__Dataset records__.
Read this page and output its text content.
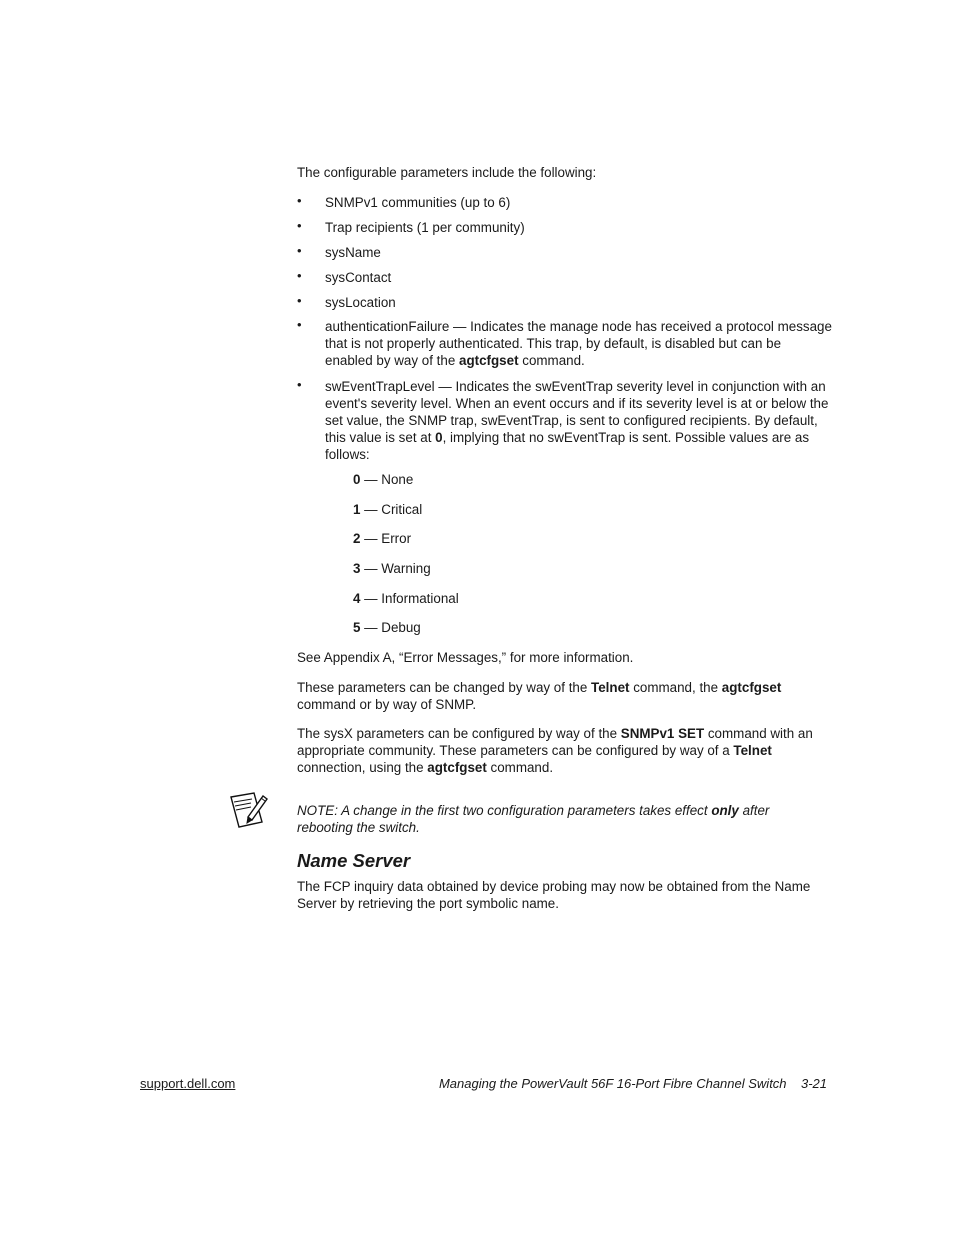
The configurable parameters include the following:

• SNMPv1 communities (up to 6)
• Trap recipients (1 per community)
• sysName
• sysContact
• sysLocation
• authenticationFailure — Indicates the manage node has received a protocol message that is not properly authenticated. This trap, by default, is disabled but can be enabled by way of the agtcfgset command.
• swEventTrapLevel — Indicates the swEventTrap severity level in conjunction with an event's severity level. When an event occurs and if its severity level is at or below the set value, the SNMP trap, swEventTrap, is sent to configured recipients. By default, this value is set at 0, implying that no swEventTrap is sent. Possible values are as follows:
0 — None
1 — Critical
2 — Error
3 — Warning
4 — Informational
5 — Debug

See Appendix A, “Error Messages,” for more information.

These parameters can be changed by way of the Telnet command, the agtcfgset command or by way of SNMP.

The sysX parameters can be configured by way of the SNMPv1 SET command with an appropriate community. These parameters can be configured by way of a Telnet connection, using the agtcfgset command.

NOTE: A change in the first two configuration parameters takes effect only after rebooting the switch.

Name Server

The FCP inquiry data obtained by device probing may now be obtained from the Name Server by retrieving the port symbolic name.

support.dell.com	Managing the PowerVault 56F 16-Port Fibre Channel Switch    3-21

__Problem to work on__. From the entries above, copy every line containing the word "Telnet".

__Solved problem__.
These parameters can be changed by way of the Telnet command, the agtcfgset command or by way of SNMP.
The sysX parameters can be configured by way of the SNMPv1 SET command with an appropriate community. These parameters can be configured by way of a Telnet connection, using the agtcfgset command.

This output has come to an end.